*** Entries supplied

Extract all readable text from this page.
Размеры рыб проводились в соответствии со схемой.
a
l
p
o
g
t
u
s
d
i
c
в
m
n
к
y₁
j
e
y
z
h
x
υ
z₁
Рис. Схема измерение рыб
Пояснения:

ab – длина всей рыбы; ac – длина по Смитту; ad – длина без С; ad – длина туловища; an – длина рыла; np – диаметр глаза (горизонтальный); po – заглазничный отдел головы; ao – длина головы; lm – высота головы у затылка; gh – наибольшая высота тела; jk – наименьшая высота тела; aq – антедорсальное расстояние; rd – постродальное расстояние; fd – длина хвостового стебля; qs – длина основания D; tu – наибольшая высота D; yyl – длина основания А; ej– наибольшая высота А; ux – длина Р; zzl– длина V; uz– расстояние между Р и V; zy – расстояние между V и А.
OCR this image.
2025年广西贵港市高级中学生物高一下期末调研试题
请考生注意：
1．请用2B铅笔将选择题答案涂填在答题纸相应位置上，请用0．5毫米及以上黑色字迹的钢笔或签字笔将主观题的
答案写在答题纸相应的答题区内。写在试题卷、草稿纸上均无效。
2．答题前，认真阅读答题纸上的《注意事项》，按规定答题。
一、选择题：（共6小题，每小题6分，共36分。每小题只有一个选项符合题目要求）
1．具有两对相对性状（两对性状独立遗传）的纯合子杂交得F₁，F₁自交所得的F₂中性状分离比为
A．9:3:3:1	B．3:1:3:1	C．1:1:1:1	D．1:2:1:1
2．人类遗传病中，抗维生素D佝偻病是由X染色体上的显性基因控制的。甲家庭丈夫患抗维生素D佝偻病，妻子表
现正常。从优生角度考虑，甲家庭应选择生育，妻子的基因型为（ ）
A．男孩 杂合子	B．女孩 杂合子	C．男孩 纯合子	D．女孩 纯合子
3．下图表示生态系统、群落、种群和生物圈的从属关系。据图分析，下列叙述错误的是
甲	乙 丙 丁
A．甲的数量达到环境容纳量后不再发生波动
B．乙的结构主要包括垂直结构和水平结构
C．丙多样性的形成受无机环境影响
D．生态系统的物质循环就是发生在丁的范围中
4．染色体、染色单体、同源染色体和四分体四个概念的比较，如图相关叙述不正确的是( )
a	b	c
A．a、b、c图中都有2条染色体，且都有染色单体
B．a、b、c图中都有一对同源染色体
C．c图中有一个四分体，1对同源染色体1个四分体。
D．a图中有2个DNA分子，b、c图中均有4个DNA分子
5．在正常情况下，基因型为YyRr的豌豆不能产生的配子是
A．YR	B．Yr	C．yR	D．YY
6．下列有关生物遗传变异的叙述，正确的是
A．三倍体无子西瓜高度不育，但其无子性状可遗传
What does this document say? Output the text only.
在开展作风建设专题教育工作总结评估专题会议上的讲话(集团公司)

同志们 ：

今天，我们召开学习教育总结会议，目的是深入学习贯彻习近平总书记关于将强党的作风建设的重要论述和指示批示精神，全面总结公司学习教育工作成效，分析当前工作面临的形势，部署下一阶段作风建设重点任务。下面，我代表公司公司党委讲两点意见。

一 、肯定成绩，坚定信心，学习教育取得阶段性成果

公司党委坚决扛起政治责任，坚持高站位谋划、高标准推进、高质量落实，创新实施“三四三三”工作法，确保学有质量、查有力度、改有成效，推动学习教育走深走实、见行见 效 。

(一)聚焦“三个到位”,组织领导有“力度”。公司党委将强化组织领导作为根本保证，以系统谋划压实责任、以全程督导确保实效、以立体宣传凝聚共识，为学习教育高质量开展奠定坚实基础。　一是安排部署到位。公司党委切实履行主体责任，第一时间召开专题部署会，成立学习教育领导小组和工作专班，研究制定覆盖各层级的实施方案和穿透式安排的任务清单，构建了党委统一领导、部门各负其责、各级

******

Exercise description |
Extract the full listing and reproduce each line exactly.

Output for this exercise |
Extract all readable text from this page.
Размеры рыб проводились в соответствии со схемой.
a
l
p
o
g
t
u
s
d
i
c
в
m
n
к
y₁
j
e
y
z
h
x
υ
z₁
Рис. Схема измерение рыб
Пояснения:

ab – длина всей рыбы; ac – длина по Смитту; ad – длина без С; ad – длина туловища; an – длина рыла; np – диаметр глаза (горизонтальный); po – заглазничный отдел головы; ao – длина головы; lm – высота головы у затылка; gh – наибольшая высота тела; jk – наименьшая высота тела; aq – антедорсальное расстояние; rd – постродальное расстояние; fd – длина хвостового стебля; qs – длина основания D; tu – наибольшая высота D; yyl – длина основания А; ej– наибольшая высота А; ux – длина Р; zzl– длина V; uz– расстояние между Р и V; zy – расстояние между V и А.
OCR this image.
2025年广西贵港市高级中学生物高一下期末调研试题
请考生注意：
1．请用2B铅笔将选择题答案涂填在答题纸相应位置上，请用0．5毫米及以上黑色字迹的钢笔或签字笔将主观题的
答案写在答题纸相应的答题区内。写在试题卷、草稿纸上均无效。
2．答题前，认真阅读答题纸上的《注意事项》，按规定答题。
一、选择题：（共6小题，每小题6分，共36分。每小题只有一个选项符合题目要求）
1．具有两对相对性状（两对性状独立遗传）的纯合子杂交得F₁，F₁自交所得的F₂中性状分离比为
A．9:3:3:1	B．3:1:3:1	C．1:1:1:1	D．1:2:1:1
2．人类遗传病中，抗维生素D佝偻病是由X染色体上的显性基因控制的。甲家庭丈夫患抗维生素D佝偻病，妻子表
现正常。从优生角度考虑，甲家庭应选择生育，妻子的基因型为（ ）
A．男孩 杂合子	B．女孩 杂合子	C．男孩 纯合子	D．女孩 纯合子
3．下图表示生态系统、群落、种群和生物圈的从属关系。据图分析，下列叙述错误的是
甲	乙 丙 丁
A．甲的数量达到环境容纳量后不再发生波动
B．乙的结构主要包括垂直结构和水平结构
C．丙多样性的形成受无机环境影响
D．生态系统的物质循环就是发生在丁的范围中
4．染色体、染色单体、同源染色体和四分体四个概念的比较，如图相关叙述不正确的是( )
a	b	c
A．a、b、c图中都有2条染色体，且都有染色单体
B．a、b、c图中都有一对同源染色体
C．c图中有一个四分体，1对同源染色体1个四分体。
D．a图中有2个DNA分子，b、c图中均有4个DNA分子
5．在正常情况下，基因型为YyRr的豌豆不能产生的配子是
A．YR	B．Yr	C．yR	D．YY
6．下列有关生物遗传变异的叙述，正确的是
A．三倍体无子西瓜高度不育，但其无子性状可遗传
What does this document say? Output the text only.
在开展作风建设专题教育工作总结评估专题会议上的讲话(集团公司)

同志们 ：

今天，我们召开学习教育总结会议，目的是深入学习贯彻习近平总书记关于将强党的作风建设的重要论述和指示批示精神，全面总结公司学习教育工作成效，分析当前工作面临的形势，部署下一阶段作风建设重点任务。下面，我代表公司公司党委讲两点意见。

一 、肯定成绩，坚定信心，学习教育取得阶段性成果

公司党委坚决扛起政治责任，坚持高站位谋划、高标准推进、高质量落实，创新实施“三四三三”工作法，确保学有质量、查有力度、改有成效，推动学习教育走深走实、见行见 效 。

(一)聚焦“三个到位”,组织领导有“力度”。公司党委将强化组织领导作为根本保证，以系统谋划压实责任、以全程督导确保实效、以立体宣传凝聚共识，为学习教育高质量开展奠定坚实基础。　一是安排部署到位。公司党委切实履行主体责任，第一时间召开专题部署会，成立学习教育领导小组和工作专班，研究制定覆盖各层级的实施方案和穿透式安排的任务清单，构建了党委统一领导、部门各负其责、各级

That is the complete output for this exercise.